• Stated problem
Write out each line from the data below that includes the word "дуплі".

[Data entries]
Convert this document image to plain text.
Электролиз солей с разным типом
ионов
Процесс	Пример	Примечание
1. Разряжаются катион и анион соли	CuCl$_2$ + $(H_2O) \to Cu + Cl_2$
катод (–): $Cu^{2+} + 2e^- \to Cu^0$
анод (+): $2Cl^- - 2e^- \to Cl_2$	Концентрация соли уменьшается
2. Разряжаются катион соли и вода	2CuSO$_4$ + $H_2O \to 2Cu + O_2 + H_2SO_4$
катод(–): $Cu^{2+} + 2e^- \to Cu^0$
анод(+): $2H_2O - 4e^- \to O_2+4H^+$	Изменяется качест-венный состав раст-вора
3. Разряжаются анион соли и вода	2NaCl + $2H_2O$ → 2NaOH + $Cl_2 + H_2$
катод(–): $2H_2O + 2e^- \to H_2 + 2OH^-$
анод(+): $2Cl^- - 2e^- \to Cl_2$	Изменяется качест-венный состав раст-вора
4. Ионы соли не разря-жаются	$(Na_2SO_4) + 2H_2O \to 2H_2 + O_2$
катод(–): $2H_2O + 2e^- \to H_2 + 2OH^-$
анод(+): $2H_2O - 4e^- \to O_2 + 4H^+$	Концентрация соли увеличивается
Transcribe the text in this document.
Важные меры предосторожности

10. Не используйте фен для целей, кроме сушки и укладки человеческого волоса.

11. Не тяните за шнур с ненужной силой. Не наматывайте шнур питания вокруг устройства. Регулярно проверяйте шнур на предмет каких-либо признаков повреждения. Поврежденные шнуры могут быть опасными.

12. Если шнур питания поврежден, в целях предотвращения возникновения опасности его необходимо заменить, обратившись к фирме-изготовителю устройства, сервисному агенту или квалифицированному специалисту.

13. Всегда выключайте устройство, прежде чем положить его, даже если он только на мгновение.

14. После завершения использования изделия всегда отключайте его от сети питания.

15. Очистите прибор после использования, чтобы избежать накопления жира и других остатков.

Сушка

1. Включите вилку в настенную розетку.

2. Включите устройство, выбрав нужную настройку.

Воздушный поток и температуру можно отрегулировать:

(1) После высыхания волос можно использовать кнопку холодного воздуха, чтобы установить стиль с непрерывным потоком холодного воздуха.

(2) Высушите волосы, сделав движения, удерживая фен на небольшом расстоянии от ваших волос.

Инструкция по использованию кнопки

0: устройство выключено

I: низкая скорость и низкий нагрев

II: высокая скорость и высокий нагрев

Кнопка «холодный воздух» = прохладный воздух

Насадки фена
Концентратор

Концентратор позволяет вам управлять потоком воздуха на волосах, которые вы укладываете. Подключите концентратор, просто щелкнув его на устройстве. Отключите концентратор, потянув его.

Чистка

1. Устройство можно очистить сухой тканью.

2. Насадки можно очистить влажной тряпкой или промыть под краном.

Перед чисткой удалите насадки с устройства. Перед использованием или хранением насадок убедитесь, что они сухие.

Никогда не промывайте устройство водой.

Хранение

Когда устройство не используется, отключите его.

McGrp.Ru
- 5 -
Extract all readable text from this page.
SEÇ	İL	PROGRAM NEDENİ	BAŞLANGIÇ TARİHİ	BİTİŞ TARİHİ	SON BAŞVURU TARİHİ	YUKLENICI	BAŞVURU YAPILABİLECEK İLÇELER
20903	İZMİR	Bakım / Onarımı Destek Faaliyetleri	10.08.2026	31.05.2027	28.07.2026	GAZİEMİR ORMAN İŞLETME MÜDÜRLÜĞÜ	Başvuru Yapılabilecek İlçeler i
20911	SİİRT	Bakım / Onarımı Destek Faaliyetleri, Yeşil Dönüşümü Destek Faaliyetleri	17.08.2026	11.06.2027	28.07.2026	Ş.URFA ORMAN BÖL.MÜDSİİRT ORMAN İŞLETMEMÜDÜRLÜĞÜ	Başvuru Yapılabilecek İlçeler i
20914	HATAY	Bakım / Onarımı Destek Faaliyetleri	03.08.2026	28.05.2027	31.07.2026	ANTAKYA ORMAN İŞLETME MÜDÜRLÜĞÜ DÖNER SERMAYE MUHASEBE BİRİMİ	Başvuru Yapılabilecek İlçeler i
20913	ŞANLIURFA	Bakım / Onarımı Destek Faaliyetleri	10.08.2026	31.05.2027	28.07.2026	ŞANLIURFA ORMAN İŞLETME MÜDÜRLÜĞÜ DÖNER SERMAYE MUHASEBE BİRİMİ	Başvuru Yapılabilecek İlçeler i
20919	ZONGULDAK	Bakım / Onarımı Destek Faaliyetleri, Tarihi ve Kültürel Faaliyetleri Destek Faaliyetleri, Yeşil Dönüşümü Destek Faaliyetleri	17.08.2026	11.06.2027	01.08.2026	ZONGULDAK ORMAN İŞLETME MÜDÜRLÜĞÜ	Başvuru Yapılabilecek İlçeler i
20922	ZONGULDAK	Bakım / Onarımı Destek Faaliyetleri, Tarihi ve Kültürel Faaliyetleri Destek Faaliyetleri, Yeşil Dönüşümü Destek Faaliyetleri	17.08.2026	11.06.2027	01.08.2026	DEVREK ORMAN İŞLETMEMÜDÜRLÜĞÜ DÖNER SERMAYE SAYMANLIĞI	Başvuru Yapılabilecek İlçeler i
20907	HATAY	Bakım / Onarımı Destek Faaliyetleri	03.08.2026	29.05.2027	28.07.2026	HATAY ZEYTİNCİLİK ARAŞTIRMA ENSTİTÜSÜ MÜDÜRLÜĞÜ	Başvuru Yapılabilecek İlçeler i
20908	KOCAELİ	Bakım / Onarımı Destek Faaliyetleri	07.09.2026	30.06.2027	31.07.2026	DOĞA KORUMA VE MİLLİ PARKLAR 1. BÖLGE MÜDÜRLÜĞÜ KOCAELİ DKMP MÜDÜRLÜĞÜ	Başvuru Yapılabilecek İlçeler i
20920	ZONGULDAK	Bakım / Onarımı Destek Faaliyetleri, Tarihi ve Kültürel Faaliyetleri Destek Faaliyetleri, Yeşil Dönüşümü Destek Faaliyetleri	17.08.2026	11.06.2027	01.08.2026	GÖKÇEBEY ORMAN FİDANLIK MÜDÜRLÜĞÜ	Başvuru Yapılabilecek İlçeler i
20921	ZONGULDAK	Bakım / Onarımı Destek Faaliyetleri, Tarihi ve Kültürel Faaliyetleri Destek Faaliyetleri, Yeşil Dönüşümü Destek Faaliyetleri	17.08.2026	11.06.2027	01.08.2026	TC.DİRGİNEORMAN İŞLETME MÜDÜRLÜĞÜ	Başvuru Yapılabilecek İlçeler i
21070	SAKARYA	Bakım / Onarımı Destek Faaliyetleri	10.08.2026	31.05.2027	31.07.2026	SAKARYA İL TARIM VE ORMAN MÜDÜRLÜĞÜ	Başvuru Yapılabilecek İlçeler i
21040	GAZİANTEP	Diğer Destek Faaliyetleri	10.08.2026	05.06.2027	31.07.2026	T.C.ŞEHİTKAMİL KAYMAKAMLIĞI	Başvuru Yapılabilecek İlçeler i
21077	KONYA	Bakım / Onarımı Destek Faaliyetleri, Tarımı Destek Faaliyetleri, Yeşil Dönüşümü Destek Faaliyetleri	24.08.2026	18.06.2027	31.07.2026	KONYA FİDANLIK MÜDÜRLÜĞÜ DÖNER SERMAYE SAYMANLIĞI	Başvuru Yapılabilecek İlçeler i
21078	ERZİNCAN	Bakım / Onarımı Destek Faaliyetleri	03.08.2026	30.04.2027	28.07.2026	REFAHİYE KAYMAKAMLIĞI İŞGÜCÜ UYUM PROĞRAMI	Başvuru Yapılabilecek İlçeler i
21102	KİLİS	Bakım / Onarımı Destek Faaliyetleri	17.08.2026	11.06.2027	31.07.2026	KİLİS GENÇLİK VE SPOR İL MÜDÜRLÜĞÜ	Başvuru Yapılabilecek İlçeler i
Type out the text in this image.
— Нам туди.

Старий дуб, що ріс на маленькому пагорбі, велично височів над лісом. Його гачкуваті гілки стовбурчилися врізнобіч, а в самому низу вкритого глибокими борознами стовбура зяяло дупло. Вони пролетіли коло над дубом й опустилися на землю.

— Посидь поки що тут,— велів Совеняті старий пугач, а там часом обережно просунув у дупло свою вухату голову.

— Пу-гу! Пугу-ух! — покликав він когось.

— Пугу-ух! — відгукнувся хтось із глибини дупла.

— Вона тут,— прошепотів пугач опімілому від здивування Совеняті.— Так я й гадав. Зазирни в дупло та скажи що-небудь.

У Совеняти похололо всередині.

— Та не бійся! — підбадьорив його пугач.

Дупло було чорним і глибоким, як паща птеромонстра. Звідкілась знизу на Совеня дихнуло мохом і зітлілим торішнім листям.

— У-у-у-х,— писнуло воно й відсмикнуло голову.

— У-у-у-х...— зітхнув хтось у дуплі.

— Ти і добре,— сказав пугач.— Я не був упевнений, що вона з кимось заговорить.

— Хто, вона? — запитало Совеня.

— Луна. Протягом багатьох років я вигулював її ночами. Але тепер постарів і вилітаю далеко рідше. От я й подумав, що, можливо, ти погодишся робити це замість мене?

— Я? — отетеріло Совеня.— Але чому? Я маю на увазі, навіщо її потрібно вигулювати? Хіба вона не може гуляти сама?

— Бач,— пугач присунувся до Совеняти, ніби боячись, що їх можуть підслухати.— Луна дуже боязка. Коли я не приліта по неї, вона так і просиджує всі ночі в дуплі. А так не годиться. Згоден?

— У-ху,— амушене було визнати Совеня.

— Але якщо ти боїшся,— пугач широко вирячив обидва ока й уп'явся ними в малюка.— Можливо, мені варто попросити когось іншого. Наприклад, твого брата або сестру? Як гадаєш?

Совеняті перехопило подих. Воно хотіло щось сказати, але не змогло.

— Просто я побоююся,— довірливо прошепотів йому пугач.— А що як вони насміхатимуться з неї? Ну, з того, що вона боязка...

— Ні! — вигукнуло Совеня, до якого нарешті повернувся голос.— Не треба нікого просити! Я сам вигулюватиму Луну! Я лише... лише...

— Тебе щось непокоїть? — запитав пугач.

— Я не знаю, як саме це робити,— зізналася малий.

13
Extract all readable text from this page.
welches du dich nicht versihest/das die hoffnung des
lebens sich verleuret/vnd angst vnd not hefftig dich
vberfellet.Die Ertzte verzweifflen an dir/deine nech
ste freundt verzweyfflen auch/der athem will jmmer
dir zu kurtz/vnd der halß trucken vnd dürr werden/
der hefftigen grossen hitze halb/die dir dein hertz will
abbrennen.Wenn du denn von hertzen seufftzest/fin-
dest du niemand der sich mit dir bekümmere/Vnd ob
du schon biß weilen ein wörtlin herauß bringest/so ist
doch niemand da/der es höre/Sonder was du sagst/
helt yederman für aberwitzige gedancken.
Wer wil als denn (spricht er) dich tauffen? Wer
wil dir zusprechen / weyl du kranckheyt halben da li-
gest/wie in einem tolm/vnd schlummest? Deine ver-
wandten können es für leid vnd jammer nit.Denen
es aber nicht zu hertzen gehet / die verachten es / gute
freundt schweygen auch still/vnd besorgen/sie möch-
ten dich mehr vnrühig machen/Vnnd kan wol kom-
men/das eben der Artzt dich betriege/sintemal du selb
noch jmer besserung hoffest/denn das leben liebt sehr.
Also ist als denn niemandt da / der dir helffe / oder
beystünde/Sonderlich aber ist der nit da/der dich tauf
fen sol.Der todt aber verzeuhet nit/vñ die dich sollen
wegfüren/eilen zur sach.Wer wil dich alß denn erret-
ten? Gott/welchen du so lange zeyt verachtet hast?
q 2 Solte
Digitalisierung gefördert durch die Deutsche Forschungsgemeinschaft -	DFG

• Response for this exercise
— У-у-у-х...— зітхнув хтось у дуплі.
— Бач,— пугач присунувся до Совеняти, ніби боячись, що їх можуть підслухати.— Луна дуже боязка. Коли я не приліта по неї, вона так і просиджує всі ночі в дуплі. А так не годиться. Згоден?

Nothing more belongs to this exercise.